◆ **EXERCISE GOAL**
Write out all the entries word for word, but skip any images.
═══ DATA SUPPLIED ═══
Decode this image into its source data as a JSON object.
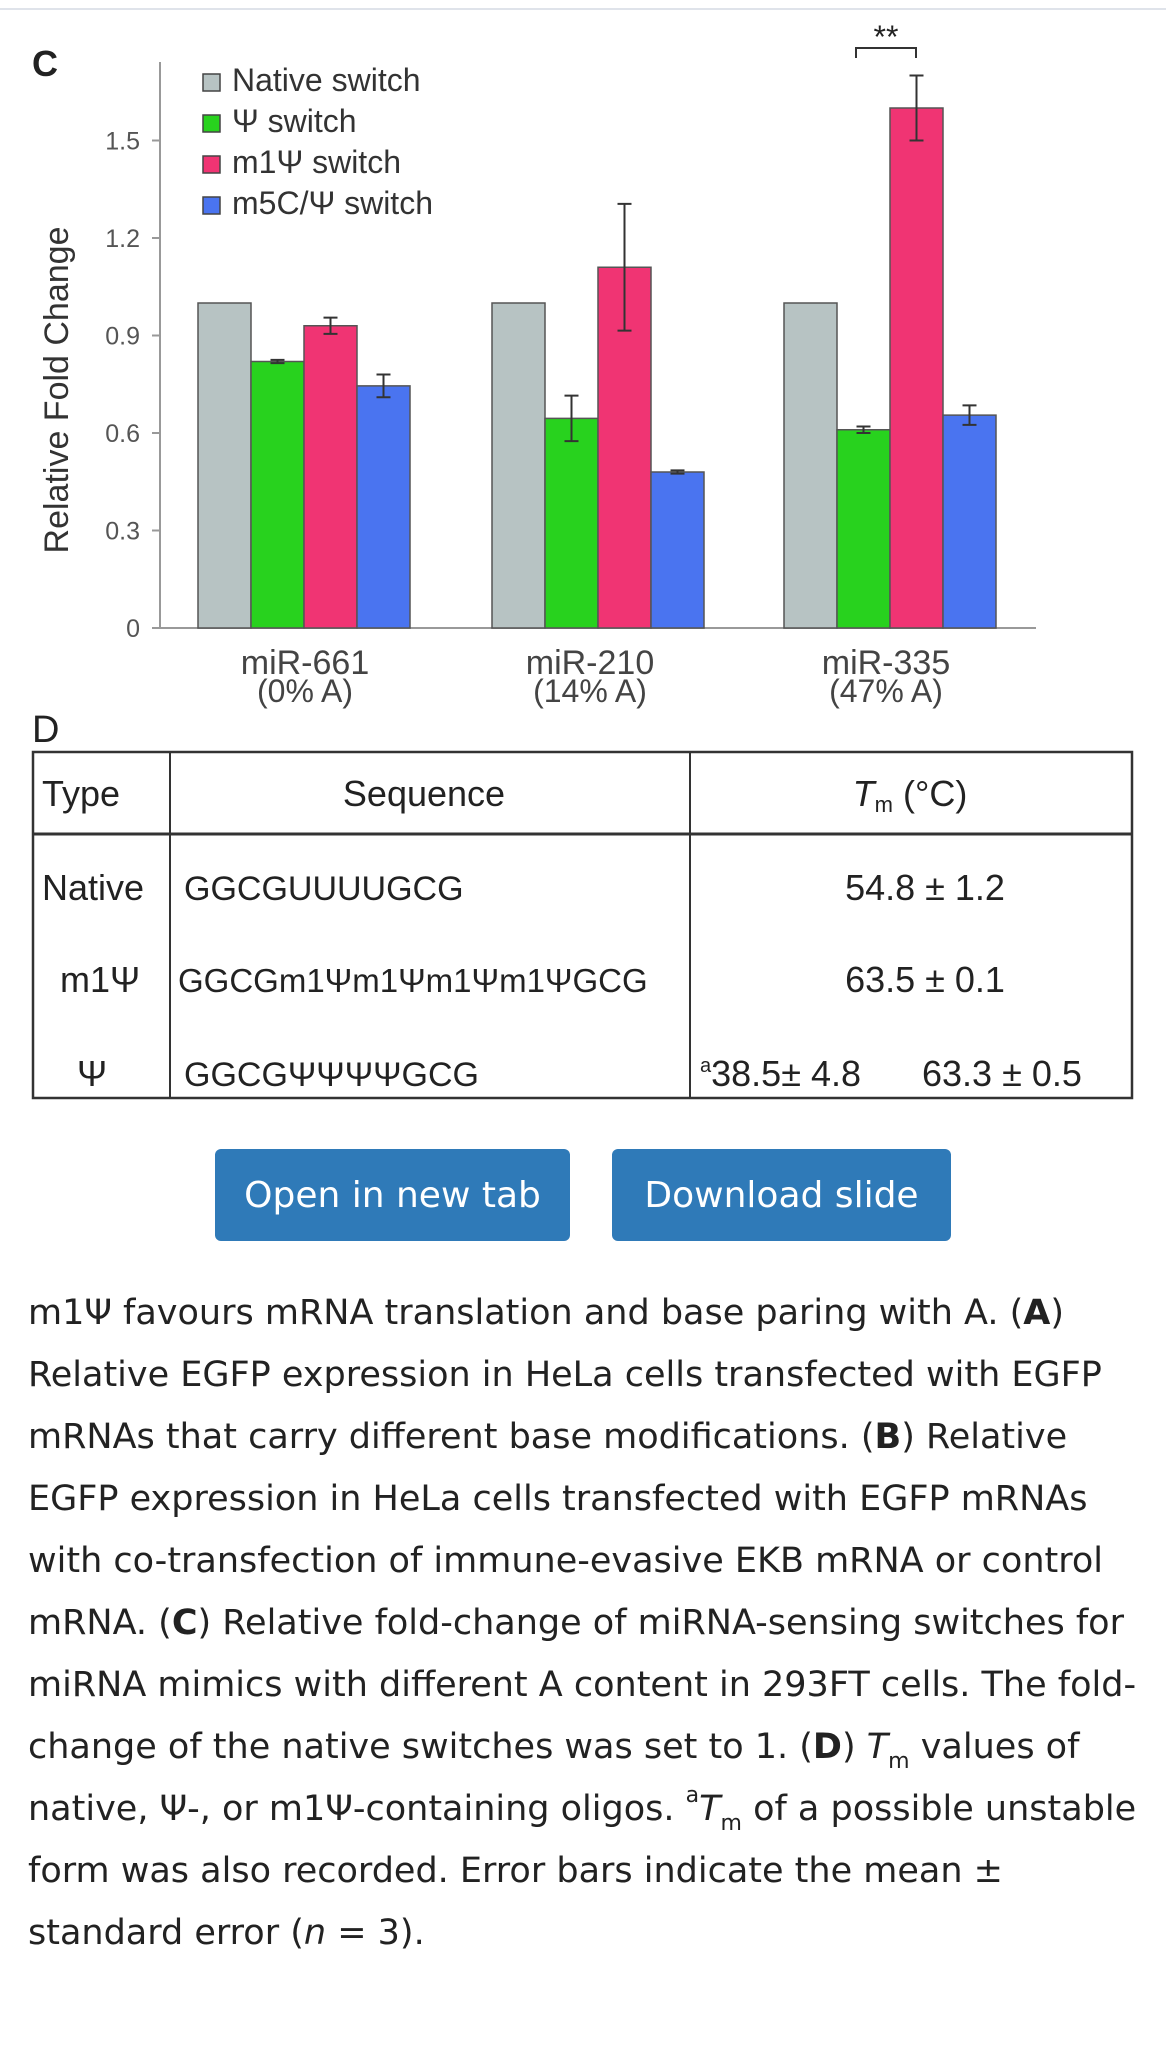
{
  "figure": {
    "panel_c_label": "C",
    "panel_d_label": "D",
    "chart_data": {
      "type": "bar",
      "categories": [
        "miR-661",
        "miR-210",
        "miR-335"
      ],
      "category_sublabels": [
        "(0% A)",
        "(14% A)",
        "(47% A)"
      ],
      "series": [
        {
          "name": "Native switch",
          "color": "#b7c3c3",
          "values": [
            1.0,
            1.0,
            1.0
          ],
          "errors": [
            0,
            0,
            0
          ]
        },
        {
          "name": "Ψ switch",
          "color": "#28d21e",
          "values": [
            0.82,
            0.645,
            0.61
          ],
          "errors": [
            0.005,
            0.07,
            0.01
          ]
        },
        {
          "name": "m1Ψ switch",
          "color": "#f03473",
          "values": [
            0.93,
            1.11,
            1.6
          ],
          "errors": [
            0.025,
            0.195,
            0.1
          ]
        },
        {
          "name": "m5C/Ψ switch",
          "color": "#4a74f0",
          "values": [
            0.745,
            0.48,
            0.655
          ],
          "errors": [
            0.035,
            0.005,
            0.03
          ]
        }
      ],
      "ylabel": "Relative Fold Change",
      "xlabel": "",
      "yticks": [
        0,
        0.3,
        0.6,
        0.9,
        1.2,
        1.5
      ],
      "ytick_labels": [
        "0",
        "0.3",
        "0.6",
        "0.9",
        "1.2",
        "1.5"
      ],
      "ylim": [
        0,
        1.72
      ],
      "annotation": "**",
      "legend_position": "top-left",
      "grid": false
    },
    "table": {
      "headers": {
        "type": "Type",
        "sequence": "Sequence",
        "tm_main": "T",
        "tm_sub": "m",
        "tm_unit": " (°C)"
      },
      "rows": [
        {
          "type": "Native",
          "sequence": "GGCGUUUUGCG",
          "tm": "54.8 ± 1.2"
        },
        {
          "type": "m1Ψ",
          "sequence": "GGCGm1Ψm1Ψm1Ψm1ΨGCG",
          "tm": "63.5 ± 0.1"
        },
        {
          "type": "Ψ",
          "sequence": "GGCGΨΨΨΨGCG",
          "tm_note": "a",
          "tm": "38.5± 4.8",
          "tm_second": "63.3 ± 0.5"
        }
      ]
    }
  },
  "buttons": {
    "open": "Open in new tab",
    "download": "Download slide"
  },
  "caption": {
    "p1": "m1Ψ favours mRNA translation and base paring with A. (",
    "A": "A",
    "p2": ") Relative EGFP expression in HeLa cells transfected with EGFP mRNAs that carry different base modifications. (",
    "B": "B",
    "p3": ") Relative EGFP expression in HeLa cells transfected with EGFP mRNAs with co-transfection of immune-evasive EKB mRNA or control mRNA. (",
    "C": "C",
    "p4": ") Relative fold-change of miRNA-sensing switches for miRNA mimics with different A content in 293FT cells. The fold-change of the native switches was set to 1. (",
    "D": "D",
    "p5": ") ",
    "T1": "T",
    "m1": "m",
    "p6": " values of native, Ψ-, or m1Ψ-containing oligos. ",
    "a": "a",
    "T2": "T",
    "m2": "m",
    "p7": " of a possible unstable form was also recorded. Error bars indicate the mean ± standard error (",
    "n": "n",
    "p8": " = 3)."
  }
}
═══
◆ **COMPLETED EXERCISE**
Decode this image into its source data as a JSON object.
{
  "figure": {
    "panel_c_label": "C",
    "panel_d_label": "D",
    "chart_data": {
      "type": "bar",
      "categories": [
        "miR-661",
        "miR-210",
        "miR-335"
      ],
      "category_sublabels": [
        "(0% A)",
        "(14% A)",
        "(47% A)"
      ],
      "series": [
        {
          "name": "Native switch",
          "color": "#b7c3c3",
          "values": [
            1.0,
            1.0,
            1.0
          ],
          "errors": [
            0,
            0,
            0
          ]
        },
        {
          "name": "Ψ switch",
          "color": "#28d21e",
          "values": [
            0.82,
            0.645,
            0.61
          ],
          "errors": [
            0.005,
            0.07,
            0.01
          ]
        },
        {
          "name": "m1Ψ switch",
          "color": "#f03473",
          "values": [
            0.93,
            1.11,
            1.6
          ],
          "errors": [
            0.025,
            0.195,
            0.1
          ]
        },
        {
          "name": "m5C/Ψ switch",
          "color": "#4a74f0",
          "values": [
            0.745,
            0.48,
            0.655
          ],
          "errors": [
            0.035,
            0.005,
            0.03
          ]
        }
      ],
      "ylabel": "Relative Fold Change",
      "xlabel": "",
      "yticks": [
        0,
        0.3,
        0.6,
        0.9,
        1.2,
        1.5
      ],
      "ytick_labels": [
        "0",
        "0.3",
        "0.6",
        "0.9",
        "1.2",
        "1.5"
      ],
      "ylim": [
        0,
        1.72
      ],
      "annotation": "**",
      "legend_position": "top-left",
      "grid": false
    },
    "table": {
      "headers": {
        "type": "Type",
        "sequence": "Sequence",
        "tm_main": "T",
        "tm_sub": "m",
        "tm_unit": " (°C)"
      },
      "rows": [
        {
          "type": "Native",
          "sequence": "GGCGUUUUGCG",
          "tm": "54.8 ± 1.2"
        },
        {
          "type": "m1Ψ",
          "sequence": "GGCGm1Ψm1Ψm1Ψm1ΨGCG",
          "tm": "63.5 ± 0.1"
        },
        {
          "type": "Ψ",
          "sequence": "GGCGΨΨΨΨGCG",
          "tm_note": "a",
          "tm": "38.5± 4.8",
          "tm_second": "63.3 ± 0.5"
        }
      ]
    }
  },
  "buttons": {
    "open": "Open in new tab",
    "download": "Download slide"
  },
  "caption": {
    "p1": "m1Ψ favours mRNA translation and base paring with A. (",
    "A": "A",
    "p2": ") Relative EGFP expression in HeLa cells transfected with EGFP mRNAs that carry different base modifications. (",
    "B": "B",
    "p3": ") Relative EGFP expression in HeLa cells transfected with EGFP mRNAs with co-transfection of immune-evasive EKB mRNA or control mRNA. (",
    "C": "C",
    "p4": ") Relative fold-change of miRNA-sensing switches for miRNA mimics with different A content in 293FT cells. The fold-change of the native switches was set to 1. (",
    "D": "D",
    "p5": ") ",
    "T1": "T",
    "m1": "m",
    "p6": " values of native, Ψ-, or m1Ψ-containing oligos. ",
    "a": "a",
    "T2": "T",
    "m2": "m",
    "p7": " of a possible unstable form was also recorded. Error bars indicate the mean ± standard error (",
    "n": "n",
    "p8": " = 3)."
  }
}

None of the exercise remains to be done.